GIVEN TASK:
Find how many lines in the material hold the word "late", then state that number and nothing more.

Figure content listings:

--

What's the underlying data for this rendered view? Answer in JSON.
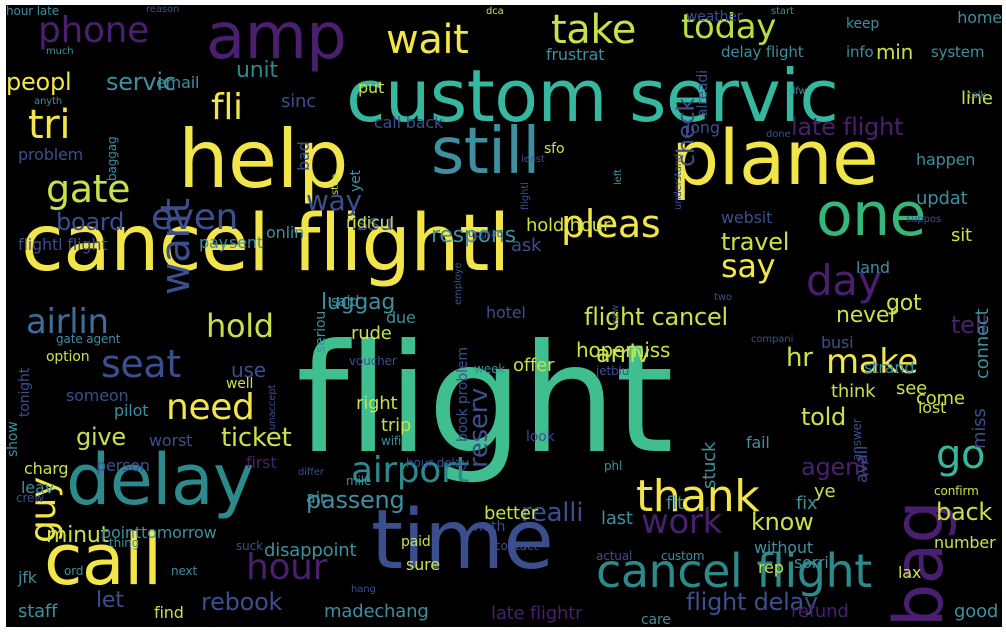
{
  "wordcloud": {
    "palette": {
      "background": "#000000",
      "purple": "#4b1f6f",
      "indigo": "#3b4f8f",
      "blue": "#3e6d9a",
      "teal": "#2d8a8c",
      "green": "#35b779",
      "lime": "#90d743",
      "yellow": "#f2e54a"
    },
    "words": [
      {
        "text": "flight",
        "color": "#3fbf8f"
      },
      {
        "text": "cancel flightl",
        "color": "#f2e54a"
      },
      {
        "text": "custom servic",
        "color": "#35b7a0"
      },
      {
        "text": "help",
        "color": "#f2e54a"
      },
      {
        "text": "plane",
        "color": "#f2e54a"
      },
      {
        "text": "still",
        "color": "#3e8fa0"
      },
      {
        "text": "delay",
        "color": "#2d8a8c"
      },
      {
        "text": "time",
        "color": "#3b4f8f"
      },
      {
        "text": "call",
        "color": "#f2e54a"
      },
      {
        "text": "amp",
        "color": "#4b1f6f"
      },
      {
        "text": "bag",
        "color": "#4b1f6f"
      },
      {
        "text": "one",
        "color": "#35b779"
      },
      {
        "text": "cancel flight",
        "color": "#2d8a8c"
      },
      {
        "text": "airport",
        "color": "#2d8a8c"
      },
      {
        "text": "thank",
        "color": "#f2e54a"
      },
      {
        "text": "phone",
        "color": "#4b1f6f"
      },
      {
        "text": "wait",
        "color": "#f2e54a"
      },
      {
        "text": "take",
        "color": "#c8e04a"
      },
      {
        "text": "today",
        "color": "#b8de3f"
      },
      {
        "text": "gate",
        "color": "#c8e04a"
      },
      {
        "text": "tri",
        "color": "#f2e54a"
      },
      {
        "text": "fli",
        "color": "#f2e54a"
      },
      {
        "text": "want",
        "color": "#3b4f8f"
      },
      {
        "text": "even",
        "color": "#3b4f8f"
      },
      {
        "text": "pleas",
        "color": "#f2e54a"
      },
      {
        "text": "say",
        "color": "#f2e54a"
      },
      {
        "text": "day",
        "color": "#4b1f6f"
      },
      {
        "text": "airlin",
        "color": "#3e6d9a"
      },
      {
        "text": "hold",
        "color": "#c8e04a"
      },
      {
        "text": "seat",
        "color": "#3b4f8f"
      },
      {
        "text": "guy",
        "color": "#f2e54a"
      },
      {
        "text": "need",
        "color": "#f2e54a"
      },
      {
        "text": "hour",
        "color": "#4b1f6f"
      },
      {
        "text": "make",
        "color": "#f2e54a"
      },
      {
        "text": "work",
        "color": "#4b1f6f"
      },
      {
        "text": "go",
        "color": "#35b7a0"
      },
      {
        "text": "ticket",
        "color": "#c8e04a"
      },
      {
        "text": "flight cancel",
        "color": "#c8e04a"
      },
      {
        "text": "late flight",
        "color": "#4b1f6f"
      },
      {
        "text": "servic",
        "color": "#3e8fa0"
      },
      {
        "text": "check",
        "color": "#3b4f8f"
      },
      {
        "text": "peopl",
        "color": "#f2e54a"
      },
      {
        "text": "unit",
        "color": "#2d8a8c"
      },
      {
        "text": "issu",
        "color": "#3b4f8f"
      },
      {
        "text": "respons",
        "color": "#3e8fa0"
      },
      {
        "text": "way",
        "color": "#3b4f8f"
      },
      {
        "text": "board",
        "color": "#3b4f8f"
      },
      {
        "text": "travel",
        "color": "#c8e04a"
      },
      {
        "text": "got",
        "color": "#c8e04a"
      },
      {
        "text": "never",
        "color": "#c8e04a"
      },
      {
        "text": "tell",
        "color": "#4b1f6f"
      },
      {
        "text": "luggag",
        "color": "#3e8fa0"
      },
      {
        "text": "reserv",
        "color": "#3b4f8f"
      },
      {
        "text": "arriv",
        "color": "#c8e04a"
      },
      {
        "text": "hr",
        "color": "#c8e04a"
      },
      {
        "text": "told",
        "color": "#c8e04a"
      },
      {
        "text": "agent",
        "color": "#4b1f6f"
      },
      {
        "text": "give",
        "color": "#c8e04a"
      },
      {
        "text": "passeng",
        "color": "#3e8fa0"
      },
      {
        "text": "realli",
        "color": "#3b4f8f"
      },
      {
        "text": "know",
        "color": "#c8e04a"
      },
      {
        "text": "back",
        "color": "#c8e04a"
      },
      {
        "text": "minut",
        "color": "#c8e04a"
      },
      {
        "text": "rebook",
        "color": "#3b4f8f"
      },
      {
        "text": "flight delay",
        "color": "#3b4f8f"
      },
      {
        "text": "let",
        "color": "#3b4f8f"
      },
      {
        "text": "min",
        "color": "#c8e04a"
      },
      {
        "text": "use",
        "color": "#3b4f8f"
      },
      {
        "text": "hopemiss",
        "color": "#c8e04a"
      },
      {
        "text": "email",
        "color": "#3e8fa0"
      },
      {
        "text": "frustrat",
        "color": "#3e8fa0"
      },
      {
        "text": "weather",
        "color": "#3b4f8f"
      },
      {
        "text": "delay flight",
        "color": "#3e8fa0"
      },
      {
        "text": "info",
        "color": "#3e8fa0"
      },
      {
        "text": "system",
        "color": "#3e8fa0"
      },
      {
        "text": "keep",
        "color": "#3e8fa0"
      },
      {
        "text": "home",
        "color": "#3e8fa0"
      },
      {
        "text": "line",
        "color": "#c8e04a"
      },
      {
        "text": "long",
        "color": "#3b4f8f"
      },
      {
        "text": "call back",
        "color": "#3b4f8f"
      },
      {
        "text": "put",
        "color": "#c8e04a"
      },
      {
        "text": "sinc",
        "color": "#3b4f8f"
      },
      {
        "text": "bad",
        "color": "#3b4f8f"
      },
      {
        "text": "problem",
        "color": "#3b4f8f"
      },
      {
        "text": "happen",
        "color": "#3e8fa0"
      },
      {
        "text": "updat",
        "color": "#3e8fa0"
      },
      {
        "text": "websit",
        "color": "#3b4f8f"
      },
      {
        "text": "sit",
        "color": "#c8e04a"
      },
      {
        "text": "ridicul",
        "color": "#c8e04a"
      },
      {
        "text": "onlin",
        "color": "#3e8fa0"
      },
      {
        "text": "pay",
        "color": "#3e8fa0"
      },
      {
        "text": "sent",
        "color": "#3e8fa0"
      },
      {
        "text": "flightl flight",
        "color": "#3b4f8f"
      },
      {
        "text": "hold hour",
        "color": "#c8e04a"
      },
      {
        "text": "ask",
        "color": "#3b4f8f"
      },
      {
        "text": "land",
        "color": "#3e8fa0"
      },
      {
        "text": "connect",
        "color": "#3e8fa0"
      },
      {
        "text": "rude",
        "color": "#c8e04a"
      },
      {
        "text": "said",
        "color": "#3e8fa0"
      },
      {
        "text": "due",
        "color": "#3e8fa0"
      },
      {
        "text": "hotel",
        "color": "#3b4f8f"
      },
      {
        "text": "option",
        "color": "#c8e04a"
      },
      {
        "text": "gate agent",
        "color": "#3e8fa0"
      },
      {
        "text": "busi",
        "color": "#3b4f8f"
      },
      {
        "text": "strand",
        "color": "#3e8fa0"
      },
      {
        "text": "see",
        "color": "#c8e04a"
      },
      {
        "text": "come",
        "color": "#c8e04a"
      },
      {
        "text": "miss",
        "color": "#3b4f8f"
      },
      {
        "text": "think",
        "color": "#c8e04a"
      },
      {
        "text": "lost",
        "color": "#c8e04a"
      },
      {
        "text": "offer",
        "color": "#c8e04a"
      },
      {
        "text": "week",
        "color": "#3e8fa0"
      },
      {
        "text": "jetblu",
        "color": "#3b4f8f"
      },
      {
        "text": "someon",
        "color": "#3b4f8f"
      },
      {
        "text": "well",
        "color": "#c8e04a"
      },
      {
        "text": "pilot",
        "color": "#3e8fa0"
      },
      {
        "text": "right",
        "color": "#c8e04a"
      },
      {
        "text": "trip",
        "color": "#c8e04a"
      },
      {
        "text": "worst",
        "color": "#3b4f8f"
      },
      {
        "text": "stuck",
        "color": "#3e8fa0"
      },
      {
        "text": "fail",
        "color": "#3e8fa0"
      },
      {
        "text": "look",
        "color": "#3b4f8f"
      },
      {
        "text": "person",
        "color": "#3b4f8f"
      },
      {
        "text": "charg",
        "color": "#c8e04a"
      },
      {
        "text": "first",
        "color": "#4b1f6f"
      },
      {
        "text": "wifi",
        "color": "#3e8fa0"
      },
      {
        "text": "differ",
        "color": "#3b4f8f"
      },
      {
        "text": "mile",
        "color": "#3e8fa0"
      },
      {
        "text": "hour delay",
        "color": "#3b4f8f"
      },
      {
        "text": "phl",
        "color": "#3e8fa0"
      },
      {
        "text": "avail",
        "color": "#3b4f8f"
      },
      {
        "text": "flt",
        "color": "#3e8fa0"
      },
      {
        "text": "ye",
        "color": "#c8e04a"
      },
      {
        "text": "fix",
        "color": "#3e8fa0"
      },
      {
        "text": "leav",
        "color": "#3e8fa0"
      },
      {
        "text": "crew",
        "color": "#3b4f8f"
      },
      {
        "text": "air",
        "color": "#3e8fa0"
      },
      {
        "text": "better",
        "color": "#c8e04a"
      },
      {
        "text": "last",
        "color": "#3e8fa0"
      },
      {
        "text": "confirm",
        "color": "#c8e04a"
      },
      {
        "text": "noth",
        "color": "#3b4f8f"
      },
      {
        "text": "pointtomorrow",
        "color": "#3e8fa0"
      },
      {
        "text": "disappoint",
        "color": "#3e8fa0"
      },
      {
        "text": "thing",
        "color": "#3e8fa0"
      },
      {
        "text": "suck",
        "color": "#3b4f8f"
      },
      {
        "text": "paid",
        "color": "#c8e04a"
      },
      {
        "text": "contact",
        "color": "#3b4f8f"
      },
      {
        "text": "actual",
        "color": "#3b4f8f"
      },
      {
        "text": "custom",
        "color": "#3e8fa0"
      },
      {
        "text": "without",
        "color": "#3e8fa0"
      },
      {
        "text": "rep",
        "color": "#c8e04a"
      },
      {
        "text": "sorri",
        "color": "#3e8fa0"
      },
      {
        "text": "number",
        "color": "#c8e04a"
      },
      {
        "text": "lax",
        "color": "#c8e04a"
      },
      {
        "text": "jfk",
        "color": "#3e8fa0"
      },
      {
        "text": "ord",
        "color": "#3e8fa0"
      },
      {
        "text": "next",
        "color": "#3e8fa0"
      },
      {
        "text": "sure",
        "color": "#c8e04a"
      },
      {
        "text": "staff",
        "color": "#3e8fa0"
      },
      {
        "text": "find",
        "color": "#c8e04a"
      },
      {
        "text": "madechang",
        "color": "#3e8fa0"
      },
      {
        "text": "late flightr",
        "color": "#4b1f6f"
      },
      {
        "text": "care",
        "color": "#3e8fa0"
      },
      {
        "text": "refund",
        "color": "#4b1f6f"
      },
      {
        "text": "good",
        "color": "#3e8fa0"
      },
      {
        "text": "hang",
        "color": "#3b4f8f"
      },
      {
        "text": "show",
        "color": "#3e8fa0"
      },
      {
        "text": "tonight",
        "color": "#3b4f8f"
      },
      {
        "text": "voucher",
        "color": "#3b4f8f"
      },
      {
        "text": "book problem",
        "color": "#3b4f8f"
      },
      {
        "text": "answer",
        "color": "#3b4f8f"
      },
      {
        "text": "anyth",
        "color": "#3e8fa0"
      },
      {
        "text": "much",
        "color": "#3e8fa0"
      },
      {
        "text": "reason",
        "color": "#3b4f8f"
      },
      {
        "text": "dca",
        "color": "#c8e04a"
      },
      {
        "text": "start",
        "color": "#3e8fa0"
      },
      {
        "text": "dfw",
        "color": "#3e8fa0"
      },
      {
        "text": "talk",
        "color": "#3e8fa0"
      },
      {
        "text": "baggag",
        "color": "#3e8fa0"
      },
      {
        "text": "yet",
        "color": "#3e8fa0"
      },
      {
        "text": "stop",
        "color": "#c8e04a"
      },
      {
        "text": "sfo",
        "color": "#c8e04a"
      },
      {
        "text": "least",
        "color": "#3b4f8f"
      },
      {
        "text": "flightl",
        "color": "#3b4f8f"
      },
      {
        "text": "understand",
        "color": "#3b4f8f"
      },
      {
        "text": "left",
        "color": "#3e8fa0"
      },
      {
        "text": "alreadi",
        "color": "#3b4f8f"
      },
      {
        "text": "seriou",
        "color": "#3e8fa0"
      },
      {
        "text": "upgrad",
        "color": "#3b4f8f"
      },
      {
        "text": "employe",
        "color": "#3b4f8f"
      },
      {
        "text": "new",
        "color": "#3b4f8f"
      },
      {
        "text": "two",
        "color": "#3b4f8f"
      },
      {
        "text": "compani",
        "color": "#3b4f8f"
      },
      {
        "text": "unaccept",
        "color": "#3b4f8f"
      },
      {
        "text": "suppos",
        "color": "#3b4f8f"
      },
      {
        "text": "done",
        "color": "#3b4f8f"
      },
      {
        "text": "hour late",
        "color": "#3e8fa0"
      }
    ]
  }
}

--

SOLUTION:
3